Go through the records and copy each line where the word "Теоремы" occurs.

:::

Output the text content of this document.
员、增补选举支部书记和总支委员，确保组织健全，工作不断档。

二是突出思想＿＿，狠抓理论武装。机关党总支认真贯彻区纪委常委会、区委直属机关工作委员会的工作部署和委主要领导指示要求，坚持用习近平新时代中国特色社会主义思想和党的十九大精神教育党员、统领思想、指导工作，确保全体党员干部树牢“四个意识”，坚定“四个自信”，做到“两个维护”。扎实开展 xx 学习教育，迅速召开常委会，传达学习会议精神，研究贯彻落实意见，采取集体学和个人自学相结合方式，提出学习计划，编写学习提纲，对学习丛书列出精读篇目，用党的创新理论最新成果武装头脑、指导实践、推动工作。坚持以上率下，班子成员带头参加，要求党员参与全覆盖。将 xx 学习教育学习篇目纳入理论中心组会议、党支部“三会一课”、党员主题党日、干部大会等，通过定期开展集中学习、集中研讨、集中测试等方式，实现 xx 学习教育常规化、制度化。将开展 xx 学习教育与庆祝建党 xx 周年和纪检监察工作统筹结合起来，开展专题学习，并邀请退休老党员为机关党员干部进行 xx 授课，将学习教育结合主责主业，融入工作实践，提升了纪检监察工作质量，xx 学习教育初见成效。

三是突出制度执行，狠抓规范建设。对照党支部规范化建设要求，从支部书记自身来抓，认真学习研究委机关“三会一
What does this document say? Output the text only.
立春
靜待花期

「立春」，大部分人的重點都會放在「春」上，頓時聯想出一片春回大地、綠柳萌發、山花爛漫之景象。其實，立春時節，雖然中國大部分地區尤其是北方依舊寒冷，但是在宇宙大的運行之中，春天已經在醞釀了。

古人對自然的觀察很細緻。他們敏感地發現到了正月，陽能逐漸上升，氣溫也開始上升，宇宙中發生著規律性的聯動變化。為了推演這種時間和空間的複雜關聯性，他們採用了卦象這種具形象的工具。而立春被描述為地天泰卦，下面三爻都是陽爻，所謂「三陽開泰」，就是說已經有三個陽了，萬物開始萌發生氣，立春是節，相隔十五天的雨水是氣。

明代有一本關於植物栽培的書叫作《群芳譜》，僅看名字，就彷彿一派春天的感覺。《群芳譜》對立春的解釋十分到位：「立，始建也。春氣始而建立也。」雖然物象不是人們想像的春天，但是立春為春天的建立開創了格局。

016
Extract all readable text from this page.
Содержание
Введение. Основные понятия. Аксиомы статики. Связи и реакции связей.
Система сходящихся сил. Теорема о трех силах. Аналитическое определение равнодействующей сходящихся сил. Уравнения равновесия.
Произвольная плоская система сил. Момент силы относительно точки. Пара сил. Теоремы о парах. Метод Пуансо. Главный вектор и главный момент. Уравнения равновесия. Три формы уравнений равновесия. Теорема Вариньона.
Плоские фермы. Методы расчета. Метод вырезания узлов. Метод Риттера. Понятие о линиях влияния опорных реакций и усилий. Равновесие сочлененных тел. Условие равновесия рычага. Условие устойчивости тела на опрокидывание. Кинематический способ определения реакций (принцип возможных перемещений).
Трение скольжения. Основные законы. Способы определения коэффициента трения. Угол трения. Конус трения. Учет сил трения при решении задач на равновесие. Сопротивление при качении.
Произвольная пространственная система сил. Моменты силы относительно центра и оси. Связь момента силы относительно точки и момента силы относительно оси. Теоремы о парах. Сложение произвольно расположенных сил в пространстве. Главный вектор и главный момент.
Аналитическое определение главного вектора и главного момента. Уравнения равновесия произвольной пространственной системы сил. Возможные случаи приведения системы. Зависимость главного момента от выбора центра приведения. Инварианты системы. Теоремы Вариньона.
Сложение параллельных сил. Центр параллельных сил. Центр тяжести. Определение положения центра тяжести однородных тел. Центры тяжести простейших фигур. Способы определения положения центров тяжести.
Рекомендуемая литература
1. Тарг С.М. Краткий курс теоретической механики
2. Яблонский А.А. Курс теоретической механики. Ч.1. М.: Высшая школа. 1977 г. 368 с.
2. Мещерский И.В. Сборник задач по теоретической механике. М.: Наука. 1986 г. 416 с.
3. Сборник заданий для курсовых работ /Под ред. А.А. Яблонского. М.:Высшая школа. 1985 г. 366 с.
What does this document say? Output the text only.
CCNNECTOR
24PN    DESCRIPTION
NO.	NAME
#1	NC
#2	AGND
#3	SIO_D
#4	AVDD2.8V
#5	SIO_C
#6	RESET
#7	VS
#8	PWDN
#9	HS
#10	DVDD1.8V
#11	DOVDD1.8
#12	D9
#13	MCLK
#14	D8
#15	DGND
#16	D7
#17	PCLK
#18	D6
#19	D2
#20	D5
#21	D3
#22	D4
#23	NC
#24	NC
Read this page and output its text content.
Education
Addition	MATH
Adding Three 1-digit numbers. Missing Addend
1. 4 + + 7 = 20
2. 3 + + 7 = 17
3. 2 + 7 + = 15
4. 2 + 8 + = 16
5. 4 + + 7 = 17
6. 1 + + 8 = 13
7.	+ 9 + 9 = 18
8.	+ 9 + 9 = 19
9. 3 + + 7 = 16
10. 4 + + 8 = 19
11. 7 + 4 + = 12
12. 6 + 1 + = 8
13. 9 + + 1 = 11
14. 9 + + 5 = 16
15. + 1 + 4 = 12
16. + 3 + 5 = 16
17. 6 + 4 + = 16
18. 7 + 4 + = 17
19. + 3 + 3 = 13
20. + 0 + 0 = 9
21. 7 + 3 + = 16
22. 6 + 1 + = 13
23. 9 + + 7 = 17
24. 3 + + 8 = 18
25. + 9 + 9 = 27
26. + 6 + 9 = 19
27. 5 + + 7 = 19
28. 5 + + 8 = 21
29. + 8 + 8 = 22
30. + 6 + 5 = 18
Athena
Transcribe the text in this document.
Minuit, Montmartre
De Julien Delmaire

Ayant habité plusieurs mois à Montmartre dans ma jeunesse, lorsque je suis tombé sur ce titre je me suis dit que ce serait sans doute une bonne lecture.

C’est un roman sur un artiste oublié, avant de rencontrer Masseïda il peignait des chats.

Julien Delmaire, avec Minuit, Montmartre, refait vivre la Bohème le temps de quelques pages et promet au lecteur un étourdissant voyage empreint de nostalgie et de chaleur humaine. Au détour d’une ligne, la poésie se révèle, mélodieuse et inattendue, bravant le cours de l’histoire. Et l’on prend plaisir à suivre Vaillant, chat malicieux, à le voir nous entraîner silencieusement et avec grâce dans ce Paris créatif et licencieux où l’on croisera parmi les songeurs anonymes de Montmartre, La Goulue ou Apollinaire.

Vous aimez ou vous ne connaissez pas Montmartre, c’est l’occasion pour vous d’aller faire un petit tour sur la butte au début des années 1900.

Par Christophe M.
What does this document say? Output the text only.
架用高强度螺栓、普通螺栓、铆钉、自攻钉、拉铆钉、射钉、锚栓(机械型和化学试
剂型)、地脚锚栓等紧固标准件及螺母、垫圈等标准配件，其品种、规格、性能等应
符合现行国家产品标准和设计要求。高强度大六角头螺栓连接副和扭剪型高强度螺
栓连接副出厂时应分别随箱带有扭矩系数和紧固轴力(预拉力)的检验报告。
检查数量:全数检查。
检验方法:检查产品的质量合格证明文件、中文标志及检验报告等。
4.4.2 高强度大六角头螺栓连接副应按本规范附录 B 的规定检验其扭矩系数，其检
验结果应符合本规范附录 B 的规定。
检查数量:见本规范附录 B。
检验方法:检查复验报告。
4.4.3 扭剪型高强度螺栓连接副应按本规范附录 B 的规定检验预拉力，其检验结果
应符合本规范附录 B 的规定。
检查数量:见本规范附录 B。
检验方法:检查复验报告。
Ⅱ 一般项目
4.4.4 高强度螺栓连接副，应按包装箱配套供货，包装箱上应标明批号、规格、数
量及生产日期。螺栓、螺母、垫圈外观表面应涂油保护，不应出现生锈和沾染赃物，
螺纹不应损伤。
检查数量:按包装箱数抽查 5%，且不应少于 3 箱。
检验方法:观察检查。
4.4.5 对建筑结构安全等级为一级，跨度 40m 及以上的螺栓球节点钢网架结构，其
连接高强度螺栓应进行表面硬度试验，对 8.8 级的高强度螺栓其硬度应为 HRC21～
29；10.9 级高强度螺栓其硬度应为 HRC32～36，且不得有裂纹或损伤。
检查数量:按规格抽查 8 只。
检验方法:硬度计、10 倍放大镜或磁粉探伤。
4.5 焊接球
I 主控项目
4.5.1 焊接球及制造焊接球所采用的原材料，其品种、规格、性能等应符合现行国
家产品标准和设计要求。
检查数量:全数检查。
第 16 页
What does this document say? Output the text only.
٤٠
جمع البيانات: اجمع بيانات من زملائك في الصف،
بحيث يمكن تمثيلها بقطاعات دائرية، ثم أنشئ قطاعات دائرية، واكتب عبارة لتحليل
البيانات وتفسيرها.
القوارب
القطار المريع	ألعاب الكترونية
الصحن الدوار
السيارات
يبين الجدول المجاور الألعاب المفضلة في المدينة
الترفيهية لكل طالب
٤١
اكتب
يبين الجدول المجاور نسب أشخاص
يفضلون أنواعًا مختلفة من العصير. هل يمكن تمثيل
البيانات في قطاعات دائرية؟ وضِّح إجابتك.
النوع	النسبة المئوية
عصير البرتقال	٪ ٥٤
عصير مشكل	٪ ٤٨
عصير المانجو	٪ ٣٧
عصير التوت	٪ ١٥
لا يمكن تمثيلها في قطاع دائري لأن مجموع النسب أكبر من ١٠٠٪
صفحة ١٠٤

:::

→ OUTPUT OF THE EXERCISE:
Произвольная плоская система сил. Момент силы относительно точки. Пара сил. Теоремы о парах. Метод Пуансо. Главный вектор и главный момент. Уравнения равновесия. Три формы уравнений равновесия. Теорема Вариньона.
Произвольная пространственная система сил. Моменты силы относительно центра и оси. Связь момента силы относительно точки и момента силы относительно оси. Теоремы о парах. Сложение произвольно расположенных сил в пространстве. Главный вектор и главный момент.
Аналитическое определение главного вектора и главного момента. Уравнения равновесия произвольной пространственной системы сил. Возможные случаи приведения системы. Зависимость главного момента от выбора центра приведения. Инварианты системы. Теоремы Вариньона.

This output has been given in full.